Write out the listing beneath this instruction in its entirety, exactly as it reads.

• • • • • • •

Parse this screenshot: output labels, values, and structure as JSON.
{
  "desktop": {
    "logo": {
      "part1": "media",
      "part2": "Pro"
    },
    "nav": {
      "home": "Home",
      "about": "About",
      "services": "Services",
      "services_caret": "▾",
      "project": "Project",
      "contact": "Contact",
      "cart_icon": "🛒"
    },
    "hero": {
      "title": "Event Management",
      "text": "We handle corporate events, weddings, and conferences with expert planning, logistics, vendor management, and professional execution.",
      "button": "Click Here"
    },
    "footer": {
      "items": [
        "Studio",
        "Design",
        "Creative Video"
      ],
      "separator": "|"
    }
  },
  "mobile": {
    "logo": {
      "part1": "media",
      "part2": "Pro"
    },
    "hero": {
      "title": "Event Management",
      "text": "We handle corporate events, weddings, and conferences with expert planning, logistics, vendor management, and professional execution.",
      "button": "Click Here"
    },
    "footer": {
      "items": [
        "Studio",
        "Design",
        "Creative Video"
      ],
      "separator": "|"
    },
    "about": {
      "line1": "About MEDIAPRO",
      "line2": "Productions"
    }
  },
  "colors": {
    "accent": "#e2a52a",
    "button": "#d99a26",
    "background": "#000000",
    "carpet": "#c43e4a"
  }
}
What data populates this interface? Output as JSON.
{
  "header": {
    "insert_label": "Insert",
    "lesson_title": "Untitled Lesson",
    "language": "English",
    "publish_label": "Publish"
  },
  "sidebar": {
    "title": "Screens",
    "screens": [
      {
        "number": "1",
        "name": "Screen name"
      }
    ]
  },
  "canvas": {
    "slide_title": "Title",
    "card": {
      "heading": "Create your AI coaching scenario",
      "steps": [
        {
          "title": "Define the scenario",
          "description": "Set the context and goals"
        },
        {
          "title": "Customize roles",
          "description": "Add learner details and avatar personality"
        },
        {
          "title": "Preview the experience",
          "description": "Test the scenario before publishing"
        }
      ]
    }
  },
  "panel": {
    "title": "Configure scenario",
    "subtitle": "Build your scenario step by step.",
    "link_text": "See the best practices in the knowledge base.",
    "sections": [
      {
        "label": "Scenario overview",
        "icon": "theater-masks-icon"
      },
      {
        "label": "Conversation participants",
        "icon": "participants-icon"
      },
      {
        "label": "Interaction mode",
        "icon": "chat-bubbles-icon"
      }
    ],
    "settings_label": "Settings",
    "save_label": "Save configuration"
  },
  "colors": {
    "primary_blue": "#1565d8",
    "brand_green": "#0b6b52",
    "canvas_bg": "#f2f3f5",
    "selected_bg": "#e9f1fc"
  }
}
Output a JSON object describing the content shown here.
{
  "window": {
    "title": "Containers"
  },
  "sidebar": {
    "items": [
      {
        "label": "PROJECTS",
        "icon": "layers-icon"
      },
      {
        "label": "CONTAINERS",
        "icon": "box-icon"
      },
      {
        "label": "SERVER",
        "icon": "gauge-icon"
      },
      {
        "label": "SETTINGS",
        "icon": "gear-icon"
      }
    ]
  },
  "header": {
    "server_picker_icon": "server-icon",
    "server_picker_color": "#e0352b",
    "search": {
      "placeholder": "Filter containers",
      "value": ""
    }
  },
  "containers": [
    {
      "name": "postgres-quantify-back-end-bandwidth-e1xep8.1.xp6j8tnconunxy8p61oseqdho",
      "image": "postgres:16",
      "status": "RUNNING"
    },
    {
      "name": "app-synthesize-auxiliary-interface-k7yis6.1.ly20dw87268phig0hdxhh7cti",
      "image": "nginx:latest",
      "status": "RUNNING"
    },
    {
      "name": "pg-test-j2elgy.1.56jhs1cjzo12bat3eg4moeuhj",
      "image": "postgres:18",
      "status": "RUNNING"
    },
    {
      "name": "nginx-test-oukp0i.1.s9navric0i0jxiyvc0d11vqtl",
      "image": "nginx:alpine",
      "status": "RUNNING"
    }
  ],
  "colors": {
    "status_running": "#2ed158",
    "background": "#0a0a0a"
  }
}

• • • • • • •

● **Result for this task**
Parse this screenshot: output labels, values, and structure as JSON.
{
  "desktop": {
    "logo": {
      "part1": "media",
      "part2": "Pro"
    },
    "nav": {
      "home": "Home",
      "about": "About",
      "services": "Services",
      "services_caret": "▾",
      "project": "Project",
      "contact": "Contact",
      "cart_icon": "🛒"
    },
    "hero": {
      "title": "Event Management",
      "text": "We handle corporate events, weddings, and conferences with expert planning, logistics, vendor management, and professional execution.",
      "button": "Click Here"
    },
    "footer": {
      "items": [
        "Studio",
        "Design",
        "Creative Video"
      ],
      "separator": "|"
    }
  },
  "mobile": {
    "logo": {
      "part1": "media",
      "part2": "Pro"
    },
    "hero": {
      "title": "Event Management",
      "text": "We handle corporate events, weddings, and conferences with expert planning, logistics, vendor management, and professional execution.",
      "button": "Click Here"
    },
    "footer": {
      "items": [
        "Studio",
        "Design",
        "Creative Video"
      ],
      "separator": "|"
    },
    "about": {
      "line1": "About MEDIAPRO",
      "line2": "Productions"
    }
  },
  "colors": {
    "accent": "#e2a52a",
    "button": "#d99a26",
    "background": "#000000",
    "carpet": "#c43e4a"
  }
}
What data populates this interface? Output as JSON.
{
  "header": {
    "insert_label": "Insert",
    "lesson_title": "Untitled Lesson",
    "language": "English",
    "publish_label": "Publish"
  },
  "sidebar": {
    "title": "Screens",
    "screens": [
      {
        "number": "1",
        "name": "Screen name"
      }
    ]
  },
  "canvas": {
    "slide_title": "Title",
    "card": {
      "heading": "Create your AI coaching scenario",
      "steps": [
        {
          "title": "Define the scenario",
          "description": "Set the context and goals"
        },
        {
          "title": "Customize roles",
          "description": "Add learner details and avatar personality"
        },
        {
          "title": "Preview the experience",
          "description": "Test the scenario before publishing"
        }
      ]
    }
  },
  "panel": {
    "title": "Configure scenario",
    "subtitle": "Build your scenario step by step.",
    "link_text": "See the best practices in the knowledge base.",
    "sections": [
      {
        "label": "Scenario overview",
        "icon": "theater-masks-icon"
      },
      {
        "label": "Conversation participants",
        "icon": "participants-icon"
      },
      {
        "label": "Interaction mode",
        "icon": "chat-bubbles-icon"
      }
    ],
    "settings_label": "Settings",
    "save_label": "Save configuration"
  },
  "colors": {
    "primary_blue": "#1565d8",
    "brand_green": "#0b6b52",
    "canvas_bg": "#f2f3f5",
    "selected_bg": "#e9f1fc"
  }
}
Output a JSON object describing the content shown here.
{
  "window": {
    "title": "Containers"
  },
  "sidebar": {
    "items": [
      {
        "label": "PROJECTS",
        "icon": "layers-icon"
      },
      {
        "label": "CONTAINERS",
        "icon": "box-icon"
      },
      {
        "label": "SERVER",
        "icon": "gauge-icon"
      },
      {
        "label": "SETTINGS",
        "icon": "gear-icon"
      }
    ]
  },
  "header": {
    "server_picker_icon": "server-icon",
    "server_picker_color": "#e0352b",
    "search": {
      "placeholder": "Filter containers",
      "value": ""
    }
  },
  "containers": [
    {
      "name": "postgres-quantify-back-end-bandwidth-e1xep8.1.xp6j8tnconunxy8p61oseqdho",
      "image": "postgres:16",
      "status": "RUNNING"
    },
    {
      "name": "app-synthesize-auxiliary-interface-k7yis6.1.ly20dw87268phig0hdxhh7cti",
      "image": "nginx:latest",
      "status": "RUNNING"
    },
    {
      "name": "pg-test-j2elgy.1.56jhs1cjzo12bat3eg4moeuhj",
      "image": "postgres:18",
      "status": "RUNNING"
    },
    {
      "name": "nginx-test-oukp0i.1.s9navric0i0jxiyvc0d11vqtl",
      "image": "nginx:alpine",
      "status": "RUNNING"
    }
  ],
  "colors": {
    "status_running": "#2ed158",
    "background": "#0a0a0a"
  }
}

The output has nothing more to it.